__INFORMATION GIVEN__.
____

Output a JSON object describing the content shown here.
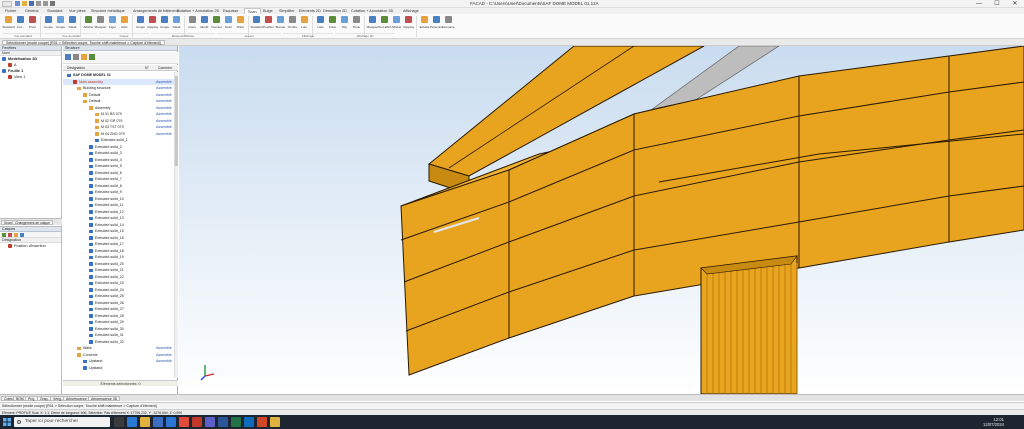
{
  "titlebar": {
    "title": "FACAD - C:\\Users\\User\\Documents\\SAF DOME MODEL 01.12A",
    "quick_access": [
      "new-icon",
      "open-icon",
      "save-icon",
      "undo-icon",
      "redo-icon",
      "print-icon"
    ],
    "minimize": "—",
    "maximize": "☐",
    "close": "✕"
  },
  "ribbon_tabs": [
    "Fichier",
    "Général",
    "Standard",
    "Vue pièce",
    "Structure métallique",
    "Arrangements de bâtiments",
    "Cotation + Annotation 2D",
    "Esquisse",
    "Scan",
    "Bulge",
    "Simplifier",
    "Eléments 2D",
    "Démolition 2D",
    "Cotation + Annotation 3D",
    "Affichage"
  ],
  "ribbon_active_tab": 8,
  "ribbon_buttons": [
    {
      "label": "Standard",
      "icon": "cube-icon",
      "color": "#e6a23c"
    },
    {
      "label": "A la...",
      "icon": "view-icon",
      "color": "#4a7fc1"
    },
    {
      "label": "Pivot",
      "icon": "pivot-icon",
      "color": "#c05050"
    },
    {
      "label": "Coupe",
      "icon": "section-icon",
      "color": "#4a7fc1"
    },
    {
      "label": "Coupe",
      "icon": "section-icon",
      "color": "#6a9fd8"
    },
    {
      "label": "Détail",
      "icon": "detail-icon",
      "color": "#4a7fc1"
    },
    {
      "label": "Afficher",
      "icon": "show-icon",
      "color": "#5b8c3a"
    },
    {
      "label": "Masquer",
      "icon": "hide-icon",
      "color": "#888888"
    },
    {
      "label": "Figer",
      "icon": "freeze-icon",
      "color": "#6a9fd8"
    },
    {
      "label": "Activ.",
      "icon": "activate-icon",
      "color": "#e6a23c"
    },
    {
      "label": "Coupe",
      "icon": "cut-icon",
      "color": "#4a7fc1"
    },
    {
      "label": "Clipping",
      "icon": "clip-icon",
      "color": "#c05050"
    },
    {
      "label": "Coupe",
      "icon": "cut-icon",
      "color": "#4a7fc1"
    },
    {
      "label": "Détail",
      "icon": "detail-icon",
      "color": "#6a9fd8"
    },
    {
      "label": "Interv.",
      "icon": "interval-icon",
      "color": "#888888"
    },
    {
      "label": "Identif.",
      "icon": "identify-icon",
      "color": "#4a7fc1"
    },
    {
      "label": "Inverser",
      "icon": "invert-icon",
      "color": "#5b8c3a"
    },
    {
      "label": "Isoler",
      "icon": "isolate-icon",
      "color": "#6a9fd8"
    },
    {
      "label": "Filtrer",
      "icon": "filter-icon",
      "color": "#e6a23c"
    },
    {
      "label": "Standard",
      "icon": "standard-icon",
      "color": "#4a7fc1"
    },
    {
      "label": "Position",
      "icon": "position-icon",
      "color": "#c05050"
    },
    {
      "label": "Bureau",
      "icon": "desk-icon",
      "color": "#6a9fd8"
    },
    {
      "label": "Ombre",
      "icon": "shadow-icon",
      "color": "#888888"
    },
    {
      "label": "Lum.",
      "icon": "light-icon",
      "color": "#e6a23c"
    },
    {
      "label": "Liste",
      "icon": "list-icon",
      "color": "#4a7fc1"
    },
    {
      "label": "Créer",
      "icon": "create-icon",
      "color": "#5b8c3a"
    },
    {
      "label": "Obj.",
      "icon": "object-icon",
      "color": "#6a9fd8"
    },
    {
      "label": "Texte",
      "icon": "text-icon",
      "color": "#888888"
    },
    {
      "label": "Masquer",
      "icon": "mask-icon",
      "color": "#4a7fc1"
    },
    {
      "label": "Tout afficher",
      "icon": "show-all-icon",
      "color": "#5b8c3a"
    },
    {
      "label": "Afficher",
      "icon": "display-icon",
      "color": "#6a9fd8"
    },
    {
      "label": "Clipping",
      "icon": "clipping-icon",
      "color": "#c05050"
    },
    {
      "label": "Echelle",
      "icon": "scale-icon",
      "color": "#e6a23c"
    },
    {
      "label": "Personnal.",
      "icon": "custom-icon",
      "color": "#4a7fc1"
    },
    {
      "label": "Domaine",
      "icon": "domain-icon",
      "color": "#888888"
    }
  ],
  "ribbon_groups": [
    "Vue standard",
    "Vue de détail",
    "Coupe",
    "Masquer/Afficher",
    "Aspect",
    "Affichage",
    "Affichage 3D"
  ],
  "doc_tab": "Sélectionner (mode coupe) [R01 > Sélection coupe, Touche shift maintenue > Capture d'élément]",
  "left_panel_1": {
    "header": "Fenêtres",
    "subheader": "Nom",
    "rows": [
      {
        "label": "Modélisation 3D",
        "bold": true,
        "color": "#3a6fc7",
        "indent": 2
      },
      {
        "label": "A",
        "bold": false,
        "color": "#c0392b",
        "indent": 8
      },
      {
        "label": "Feuille 1",
        "bold": true,
        "color": "#3a6fc7",
        "indent": 2
      },
      {
        "label": "View 1",
        "bold": false,
        "color": "#c0392b",
        "indent": 8
      }
    ]
  },
  "left_panel_tabs": [
    "Scan",
    "Changement de calque"
  ],
  "left_panel_2": {
    "header": "Calques",
    "subheader": "Désignation",
    "rows": [
      {
        "label": "Position d'insertion",
        "color": "#c0392b"
      }
    ]
  },
  "tree_panel": {
    "header": "Structure",
    "columns": [
      "Désignation",
      "N°",
      "Commen."
    ],
    "foot": "Éléments sélectionnés: 0",
    "rows": [
      {
        "label": "SAF DOME MODEL 01",
        "indent": 4,
        "icon": "#3a6fc7",
        "comment": "",
        "sel": false,
        "bold": true
      },
      {
        "label": "Main assembly",
        "indent": 10,
        "icon": "#c0392b",
        "comment": "Assemblé",
        "sel": true,
        "red": true
      },
      {
        "label": "Building structure",
        "indent": 14,
        "icon": "#e6a23c",
        "comment": "Assemblé",
        "sel": false
      },
      {
        "label": "Default",
        "indent": 20,
        "icon": "#e6a23c",
        "comment": "Assemblé",
        "sel": false
      },
      {
        "label": "Default",
        "indent": 20,
        "icon": "#e6a23c",
        "comment": "Assemblé",
        "sel": false
      },
      {
        "label": "Assembly",
        "indent": 26,
        "icon": "#e6a23c",
        "comment": "Assemblé",
        "sel": false
      },
      {
        "label": "M 01 BS 079",
        "indent": 32,
        "icon": "#e6a23c",
        "comment": "Assemblé",
        "sel": false
      },
      {
        "label": "M 02 GR 079",
        "indent": 32,
        "icon": "#e6a23c",
        "comment": "Assemblé",
        "sel": false
      },
      {
        "label": "M 03 TST 079",
        "indent": 32,
        "icon": "#e6a23c",
        "comment": "Assemblé",
        "sel": false
      },
      {
        "label": "M 04 ZNO 079",
        "indent": 32,
        "icon": "#e6a23c",
        "comment": "Assemblé",
        "sel": false
      },
      {
        "label": "Extruded solid_1",
        "indent": 32,
        "icon": "#3a6fc7",
        "comment": "",
        "sel": false
      },
      {
        "label": "Extruded solid_2",
        "indent": 26,
        "icon": "#3a6fc7",
        "comment": "",
        "sel": false
      },
      {
        "label": "Extruded solid_3",
        "indent": 26,
        "icon": "#3a6fc7",
        "comment": "",
        "sel": false
      },
      {
        "label": "Extruded solid_4",
        "indent": 26,
        "icon": "#3a6fc7",
        "comment": "",
        "sel": false
      },
      {
        "label": "Extruded solid_5",
        "indent": 26,
        "icon": "#3a6fc7",
        "comment": "",
        "sel": false
      },
      {
        "label": "Extruded solid_6",
        "indent": 26,
        "icon": "#3a6fc7",
        "comment": "",
        "sel": false
      },
      {
        "label": "Extruded solid_7",
        "indent": 26,
        "icon": "#3a6fc7",
        "comment": "",
        "sel": false
      },
      {
        "label": "Extruded solid_8",
        "indent": 26,
        "icon": "#3a6fc7",
        "comment": "",
        "sel": false
      },
      {
        "label": "Extruded solid_9",
        "indent": 26,
        "icon": "#3a6fc7",
        "comment": "",
        "sel": false
      },
      {
        "label": "Extruded solid_10",
        "indent": 26,
        "icon": "#3a6fc7",
        "comment": "",
        "sel": false
      },
      {
        "label": "Extruded solid_11",
        "indent": 26,
        "icon": "#3a6fc7",
        "comment": "",
        "sel": false
      },
      {
        "label": "Extruded solid_12",
        "indent": 26,
        "icon": "#3a6fc7",
        "comment": "",
        "sel": false
      },
      {
        "label": "Extruded solid_13",
        "indent": 26,
        "icon": "#3a6fc7",
        "comment": "",
        "sel": false
      },
      {
        "label": "Extruded solid_14",
        "indent": 26,
        "icon": "#3a6fc7",
        "comment": "",
        "sel": false
      },
      {
        "label": "Extruded solid_15",
        "indent": 26,
        "icon": "#3a6fc7",
        "comment": "",
        "sel": false
      },
      {
        "label": "Extruded solid_16",
        "indent": 26,
        "icon": "#3a6fc7",
        "comment": "",
        "sel": false
      },
      {
        "label": "Extruded solid_17",
        "indent": 26,
        "icon": "#3a6fc7",
        "comment": "",
        "sel": false
      },
      {
        "label": "Extruded solid_18",
        "indent": 26,
        "icon": "#3a6fc7",
        "comment": "",
        "sel": false
      },
      {
        "label": "Extruded solid_19",
        "indent": 26,
        "icon": "#3a6fc7",
        "comment": "",
        "sel": false
      },
      {
        "label": "Extruded solid_20",
        "indent": 26,
        "icon": "#3a6fc7",
        "comment": "",
        "sel": false
      },
      {
        "label": "Extruded solid_21",
        "indent": 26,
        "icon": "#3a6fc7",
        "comment": "",
        "sel": false
      },
      {
        "label": "Extruded solid_22",
        "indent": 26,
        "icon": "#3a6fc7",
        "comment": "",
        "sel": false
      },
      {
        "label": "Extruded solid_23",
        "indent": 26,
        "icon": "#3a6fc7",
        "comment": "",
        "sel": false
      },
      {
        "label": "Extruded solid_24",
        "indent": 26,
        "icon": "#3a6fc7",
        "comment": "",
        "sel": false
      },
      {
        "label": "Extruded solid_25",
        "indent": 26,
        "icon": "#3a6fc7",
        "comment": "",
        "sel": false
      },
      {
        "label": "Extruded solid_26",
        "indent": 26,
        "icon": "#3a6fc7",
        "comment": "",
        "sel": false
      },
      {
        "label": "Extruded solid_27",
        "indent": 26,
        "icon": "#3a6fc7",
        "comment": "",
        "sel": false
      },
      {
        "label": "Extruded solid_28",
        "indent": 26,
        "icon": "#3a6fc7",
        "comment": "",
        "sel": false
      },
      {
        "label": "Extruded solid_29",
        "indent": 26,
        "icon": "#3a6fc7",
        "comment": "",
        "sel": false
      },
      {
        "label": "Extruded solid_30",
        "indent": 26,
        "icon": "#3a6fc7",
        "comment": "",
        "sel": false
      },
      {
        "label": "Extruded solid_31",
        "indent": 26,
        "icon": "#3a6fc7",
        "comment": "",
        "sel": false
      },
      {
        "label": "Extruded solid_32",
        "indent": 26,
        "icon": "#3a6fc7",
        "comment": "",
        "sel": false
      },
      {
        "label": "Walls",
        "indent": 14,
        "icon": "#e6a23c",
        "comment": "Assemblé",
        "sel": false
      },
      {
        "label": "Concrete",
        "indent": 14,
        "icon": "#e6a23c",
        "comment": "Assemblé",
        "sel": false
      },
      {
        "label": "Upstand",
        "indent": 20,
        "icon": "#3a6fc7",
        "comment": "Assemblé",
        "sel": false
      },
      {
        "label": "Upstand",
        "indent": 20,
        "icon": "#3a6fc7",
        "comment": "",
        "sel": false
      }
    ]
  },
  "bottom_tabs": [
    "Cotes",
    "BOM",
    "Proj.",
    "Grap..",
    "Vérig..",
    "Arborescence 2D",
    "Arborescence 3D"
  ],
  "command_line": "Sélectionner (mode coupe) [R01 > Sélection coupe, Touche shift maintenue > Capture d'élément]",
  "status_line": "Elément: PROFILÉ Scal. X: 1:1, Dème de longueur: 606, Sélection: Pas d'élément     X: 17706,232, Y: -3276,844, Z: 0,000",
  "taskbar": {
    "search_placeholder": "Taper ici pour rechercher",
    "time": "12:01",
    "date": "12/07/2024",
    "apps": [
      "task-view-icon",
      "edge-icon",
      "explorer-icon",
      "store-icon",
      "mail-icon",
      "chrome-icon",
      "facad-icon",
      "teams-icon",
      "word-icon",
      "excel-icon",
      "outlook-icon",
      "pdf-icon",
      "folder-icon"
    ]
  },
  "viewport": {
    "background": "#ffffff",
    "wood": "#e8a41e",
    "wood_dark": "#c88a10",
    "wood_light": "#f2b432",
    "column": "#e8a41e"
  }
}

____

__PROBLEM__. Of the lines in the material, how many include "DOME"? Respond with the number alone.

__COMPLETED EXERCISE__. 2